TEXTE PROPOSÉ
━━━━

LA PHILOSOPHIE DU CINÉMA D’HORREUR : EFFROI, ÉTHIQUE ET BEAUTÉ

Qu’est-ce que le cinéma d’horreur nous apporte ? Met-il vraiment en exergue nos esprits dérangés ou, au contraire, en est-il une soupape de sécurité ?

J’ai lu La Philosophie du cinéma d’horreur, d’Olivia Chevalier-Chandeigne… et j’ai énormément à dire !

De mon attrait pour le cinéma d’horreur

La Philosophie du cinéma d'horreur

J’ai acheté ce livre sur un coup de tête : le titre me parlait, le sujet qu’il traite me parlait. Fut une époque où je me régalais de films d’horreur : comme beaucoup, j’ai eu ma période Scream (et, avec le recul, bon sang ce que je trouve ça mauvais !), on avait vu le premier Saw avec les copines du lycée (ce retournement à la fin, quand le mort n’est pas mort, avait provoqué un déclic en l’autrice que j’étais à l’époque), il y a eu Hostel, The Thing, The Descent… puis l’ennui. Celui d’avoir l’impression de toujours regarder le même film. Plus ou moins.

Je pourrais en citer beaucoup, des films d’horreur qui m’ont déçue, sorte de soupe pour adolescents en mal de sensations fortes. (À condition de retrouver les titres, pour certains.) Je me suis toujours dit que le genre avait du mal à se renouveler, que je voulais voir autre chose, mais sans savoir quoi précisément.
Puis j’ai trouvé ce livre au hasard de mes pérégrinations sur le Net. Et il a rallumé une petite flamme en moi : celle de la lanterne qui m’apporterait un début d’explication sur ce qui avait bien pu merder entre La Nuit des morts-vivants et Catacombes. (C’est-à-dire un film qui partait bien, àmha, mais se tourne finalement en ridicule.)

━━━━

DONNÉES FOURNIES
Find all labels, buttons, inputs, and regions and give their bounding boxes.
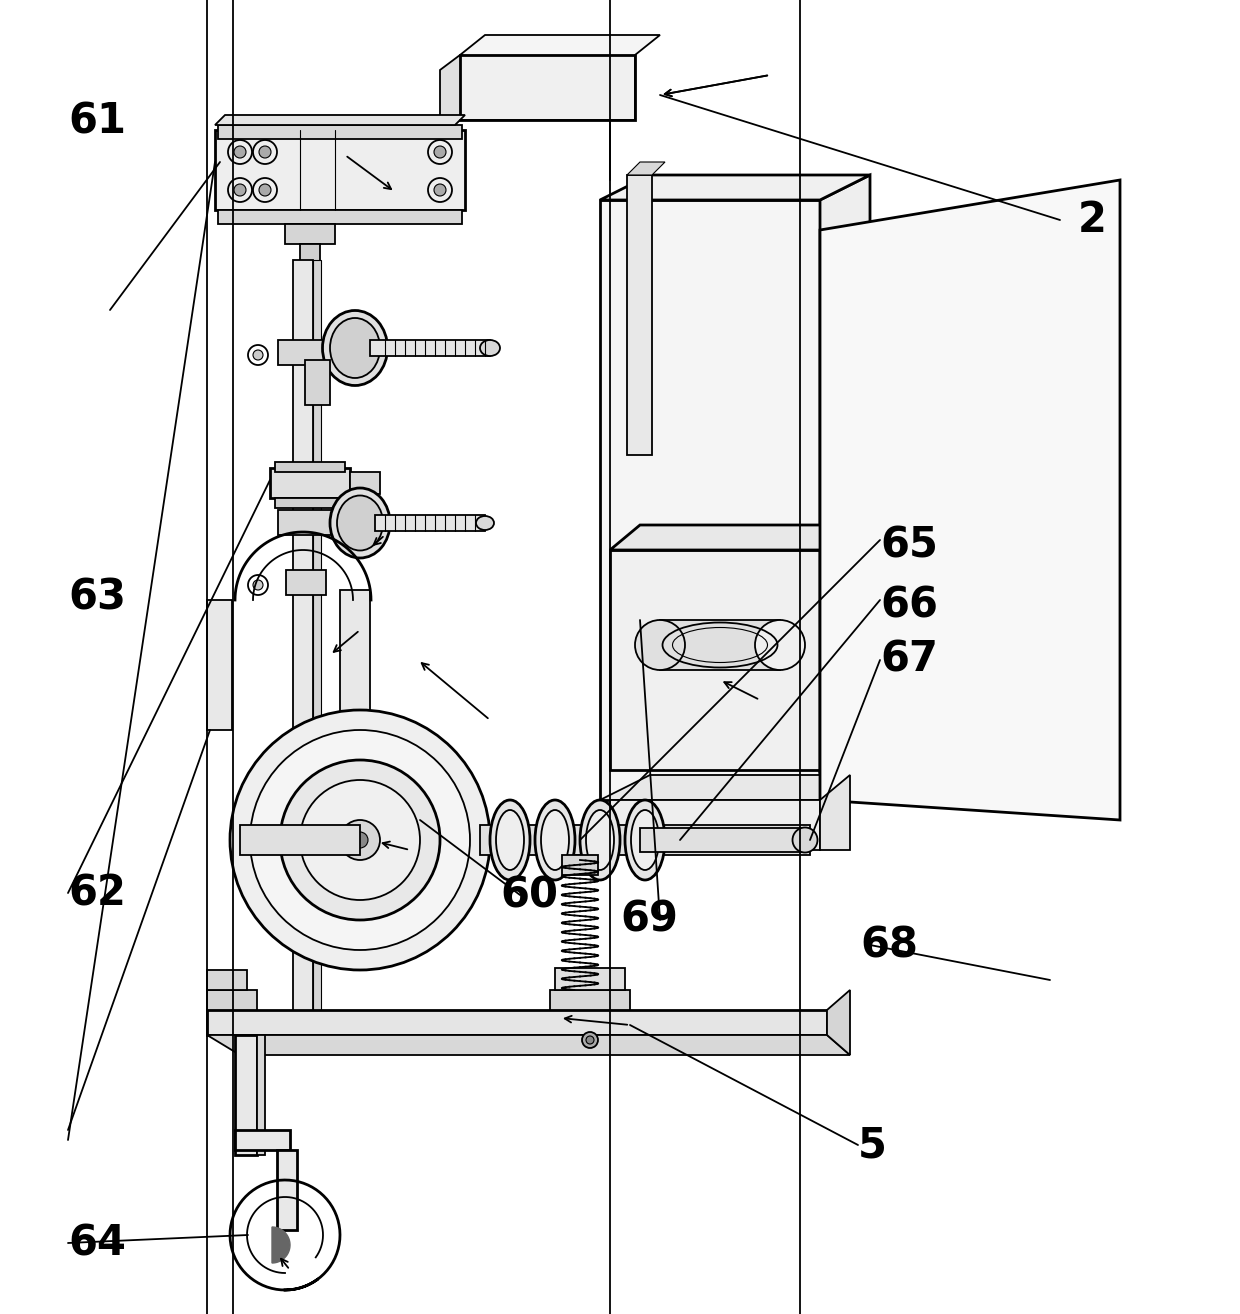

━━━━

Reprenez le texte sur le cinéma d’horreur en commençant à « Qu’est-ce que le » et en terminant à « énormément à dire ! », et renommez « soupape de sécurité » en « soupape de décompression ». Seul le texte doit servir de référence.

RÉSULTAT ATTENDU
Qu’est-ce que le cinéma d’horreur nous apporte ? Met-il vraiment en exergue nos esprits dérangés ou, au contraire, en est-il une soupape de décompression ?

J’ai lu La Philosophie du cinéma d’horreur, d’Olivia Chevalier-Chandeigne… et j’ai énormément à dire !